Aim:
Write out each record below exactly as it appears, with no pictures.

Task material:
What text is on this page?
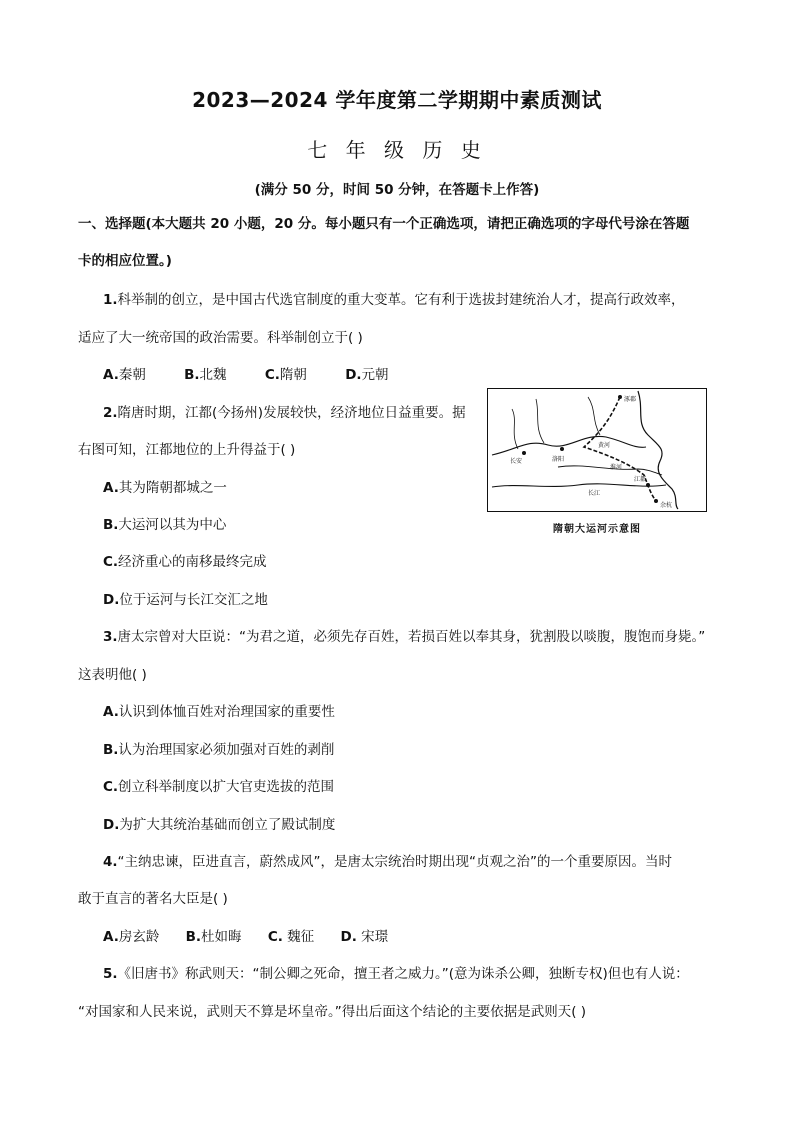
2023—2024 学年度第二学期期中素质测试
七 年 级 历 史
(满分 50 分，时间 50 分钟，在答题卡上作答)
一、选择题(本大题共 20 小题，20 分。每小题只有一个正确选项，请把正确选项的字母代号涂在答题
卡的相应位置。)
1.科举制的创立，是中国古代选官制度的重大变革。它有利于选拔封建统治人才，提高行政效率，
适应了大一统帝国的政治需要。科举制创立于( )
A.秦朝	B.北魏	C.隋朝	D.元朝
2.隋唐时期，江都(今扬州)发展较快，经济地位日益重要。据
右图可知，江都地位的上升得益于( )
A.其为隋朝都城之一
B.大运河以其为中心
C.经济重心的南移最终完成
D.位于运河与长江交汇之地
涿郡
洛阳
长安
余杭
江都
黄河
长江
淮河
隋朝大运河示意图
3.唐太宗曾对大臣说：“为君之道，必须先存百姓，若损百姓以奉其身，犹割股以啖腹，腹饱而身毙。”
这表明他( )
A.认识到体恤百姓对治理国家的重要性
B.认为治理国家必须加强对百姓的剥削
C.创立科举制度以扩大官吏选拔的范围
D.为扩大其统治基础而创立了殿试制度
4.“主纳忠谏，臣进直言，蔚然成风”，是唐太宗统治时期出现“贞观之治”的一个重要原因。当时
敢于直言的著名大臣是( )
A.房玄龄 B.杜如晦 C. 魏征 D. 宋璟
5.《旧唐书》称武则天：“制公卿之死命，擅王者之威力。”(意为诛杀公卿，独断专权)但也有人说：
“对国家和人民来说，武则天不算是坏皇帝。”得出后面这个结论的主要依据是武则天( )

Exercise solution:
What text is on this page?
2023—2024 学年度第二学期期中素质测试
七 年 级 历 史
(满分 50 分，时间 50 分钟，在答题卡上作答)
一、选择题(本大题共 20 小题，20 分。每小题只有一个正确选项，请把正确选项的字母代号涂在答题
卡的相应位置。)
1.科举制的创立，是中国古代选官制度的重大变革。它有利于选拔封建统治人才，提高行政效率，
适应了大一统帝国的政治需要。科举制创立于( )
A.秦朝	B.北魏	C.隋朝	D.元朝
2.隋唐时期，江都(今扬州)发展较快，经济地位日益重要。据
右图可知，江都地位的上升得益于( )
A.其为隋朝都城之一
B.大运河以其为中心
C.经济重心的南移最终完成
D.位于运河与长江交汇之地
涿郡
洛阳
长安
余杭
江都
黄河
长江
淮河
隋朝大运河示意图
3.唐太宗曾对大臣说：“为君之道，必须先存百姓，若损百姓以奉其身，犹割股以啖腹，腹饱而身毙。”
这表明他( )
A.认识到体恤百姓对治理国家的重要性
B.认为治理国家必须加强对百姓的剥削
C.创立科举制度以扩大官吏选拔的范围
D.为扩大其统治基础而创立了殿试制度
4.“主纳忠谏，臣进直言，蔚然成风”，是唐太宗统治时期出现“贞观之治”的一个重要原因。当时
敢于直言的著名大臣是( )
A.房玄龄 B.杜如晦 C. 魏征 D. 宋璟
5.《旧唐书》称武则天：“制公卿之死命，擅王者之威力。”(意为诛杀公卿，独断专权)但也有人说：
“对国家和人民来说，武则天不算是坏皇帝。”得出后面这个结论的主要依据是武则天( )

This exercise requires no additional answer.